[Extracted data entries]
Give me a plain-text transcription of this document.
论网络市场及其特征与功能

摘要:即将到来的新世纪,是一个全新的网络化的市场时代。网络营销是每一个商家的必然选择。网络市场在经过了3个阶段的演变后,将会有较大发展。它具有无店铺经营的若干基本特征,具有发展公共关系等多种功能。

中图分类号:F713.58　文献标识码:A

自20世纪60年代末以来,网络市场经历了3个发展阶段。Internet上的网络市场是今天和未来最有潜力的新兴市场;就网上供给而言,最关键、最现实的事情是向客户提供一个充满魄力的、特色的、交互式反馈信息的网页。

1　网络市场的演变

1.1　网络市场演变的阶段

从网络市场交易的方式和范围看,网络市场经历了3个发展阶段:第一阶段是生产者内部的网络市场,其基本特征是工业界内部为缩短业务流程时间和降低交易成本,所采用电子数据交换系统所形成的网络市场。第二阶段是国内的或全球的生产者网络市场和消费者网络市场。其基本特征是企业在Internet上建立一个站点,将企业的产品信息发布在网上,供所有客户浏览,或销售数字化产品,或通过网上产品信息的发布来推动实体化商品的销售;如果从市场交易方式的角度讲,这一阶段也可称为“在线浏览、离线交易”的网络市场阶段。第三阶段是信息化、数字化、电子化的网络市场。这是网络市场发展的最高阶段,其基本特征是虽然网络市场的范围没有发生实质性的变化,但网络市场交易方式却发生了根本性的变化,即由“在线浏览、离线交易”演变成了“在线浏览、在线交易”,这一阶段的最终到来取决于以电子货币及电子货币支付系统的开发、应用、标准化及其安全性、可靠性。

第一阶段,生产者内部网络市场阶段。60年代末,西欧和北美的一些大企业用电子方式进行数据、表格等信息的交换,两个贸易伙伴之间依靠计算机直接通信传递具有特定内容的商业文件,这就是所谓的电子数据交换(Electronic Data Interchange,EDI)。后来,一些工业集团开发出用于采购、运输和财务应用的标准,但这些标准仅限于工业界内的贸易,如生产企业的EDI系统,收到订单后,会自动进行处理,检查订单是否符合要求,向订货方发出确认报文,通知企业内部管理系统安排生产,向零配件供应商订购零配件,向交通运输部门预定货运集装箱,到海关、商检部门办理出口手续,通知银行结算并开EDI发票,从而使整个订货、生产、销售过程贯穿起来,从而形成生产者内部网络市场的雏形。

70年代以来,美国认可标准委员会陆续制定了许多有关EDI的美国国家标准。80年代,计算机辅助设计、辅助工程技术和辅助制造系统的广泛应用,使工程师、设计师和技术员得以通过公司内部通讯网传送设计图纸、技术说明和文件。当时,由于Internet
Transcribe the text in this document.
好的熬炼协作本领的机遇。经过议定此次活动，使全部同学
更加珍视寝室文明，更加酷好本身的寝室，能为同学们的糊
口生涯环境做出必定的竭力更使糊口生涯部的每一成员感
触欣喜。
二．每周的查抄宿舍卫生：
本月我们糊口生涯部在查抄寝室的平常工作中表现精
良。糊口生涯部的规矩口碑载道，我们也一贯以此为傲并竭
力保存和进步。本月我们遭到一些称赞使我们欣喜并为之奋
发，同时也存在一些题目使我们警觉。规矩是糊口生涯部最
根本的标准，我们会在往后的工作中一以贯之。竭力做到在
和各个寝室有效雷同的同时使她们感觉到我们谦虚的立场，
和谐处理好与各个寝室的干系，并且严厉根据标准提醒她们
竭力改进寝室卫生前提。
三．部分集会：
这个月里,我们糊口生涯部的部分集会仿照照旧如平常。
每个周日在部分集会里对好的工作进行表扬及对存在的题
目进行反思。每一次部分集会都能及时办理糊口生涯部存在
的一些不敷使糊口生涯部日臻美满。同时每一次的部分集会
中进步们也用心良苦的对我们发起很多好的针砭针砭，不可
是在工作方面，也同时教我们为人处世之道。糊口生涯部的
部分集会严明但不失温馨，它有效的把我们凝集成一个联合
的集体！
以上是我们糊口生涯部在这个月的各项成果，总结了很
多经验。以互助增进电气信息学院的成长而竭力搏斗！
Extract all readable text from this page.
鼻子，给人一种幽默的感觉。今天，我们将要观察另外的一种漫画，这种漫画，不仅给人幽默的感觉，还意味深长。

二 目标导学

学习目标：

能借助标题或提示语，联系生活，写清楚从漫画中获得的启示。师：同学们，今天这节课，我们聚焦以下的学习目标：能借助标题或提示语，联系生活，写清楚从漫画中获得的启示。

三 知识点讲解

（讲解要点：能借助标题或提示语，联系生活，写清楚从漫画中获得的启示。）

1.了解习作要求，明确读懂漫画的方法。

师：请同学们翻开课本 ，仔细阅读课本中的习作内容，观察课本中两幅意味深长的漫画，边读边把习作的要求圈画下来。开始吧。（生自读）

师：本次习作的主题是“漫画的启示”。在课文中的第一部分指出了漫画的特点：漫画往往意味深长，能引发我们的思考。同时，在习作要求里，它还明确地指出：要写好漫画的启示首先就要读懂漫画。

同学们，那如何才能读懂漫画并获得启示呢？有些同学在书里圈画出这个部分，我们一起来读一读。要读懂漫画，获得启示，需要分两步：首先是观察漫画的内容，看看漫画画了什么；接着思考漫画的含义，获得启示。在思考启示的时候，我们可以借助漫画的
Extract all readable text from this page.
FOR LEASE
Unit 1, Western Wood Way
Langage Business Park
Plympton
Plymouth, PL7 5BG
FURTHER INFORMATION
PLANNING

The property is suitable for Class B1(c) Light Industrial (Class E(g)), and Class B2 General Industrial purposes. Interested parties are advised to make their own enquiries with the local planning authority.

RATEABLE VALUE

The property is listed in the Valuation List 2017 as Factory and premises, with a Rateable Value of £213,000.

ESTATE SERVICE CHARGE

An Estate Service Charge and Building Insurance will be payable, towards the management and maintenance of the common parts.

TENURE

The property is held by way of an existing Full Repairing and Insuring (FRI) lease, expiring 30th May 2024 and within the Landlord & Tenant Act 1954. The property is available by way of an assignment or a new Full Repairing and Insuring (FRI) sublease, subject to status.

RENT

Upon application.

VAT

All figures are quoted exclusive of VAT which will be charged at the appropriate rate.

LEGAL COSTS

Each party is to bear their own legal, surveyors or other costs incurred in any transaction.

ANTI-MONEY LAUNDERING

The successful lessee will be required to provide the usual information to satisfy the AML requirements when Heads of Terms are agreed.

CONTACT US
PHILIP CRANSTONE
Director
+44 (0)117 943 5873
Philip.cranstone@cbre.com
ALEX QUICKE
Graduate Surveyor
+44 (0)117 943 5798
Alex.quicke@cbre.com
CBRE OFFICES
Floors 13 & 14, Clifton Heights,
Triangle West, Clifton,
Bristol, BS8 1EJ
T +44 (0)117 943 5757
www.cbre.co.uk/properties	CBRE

_The exercise_.
In the listing, find all lines with the string "document" and copy them.

_Task response_.
Give me a plain-text transcription of this document.
Transcribe the text in this document.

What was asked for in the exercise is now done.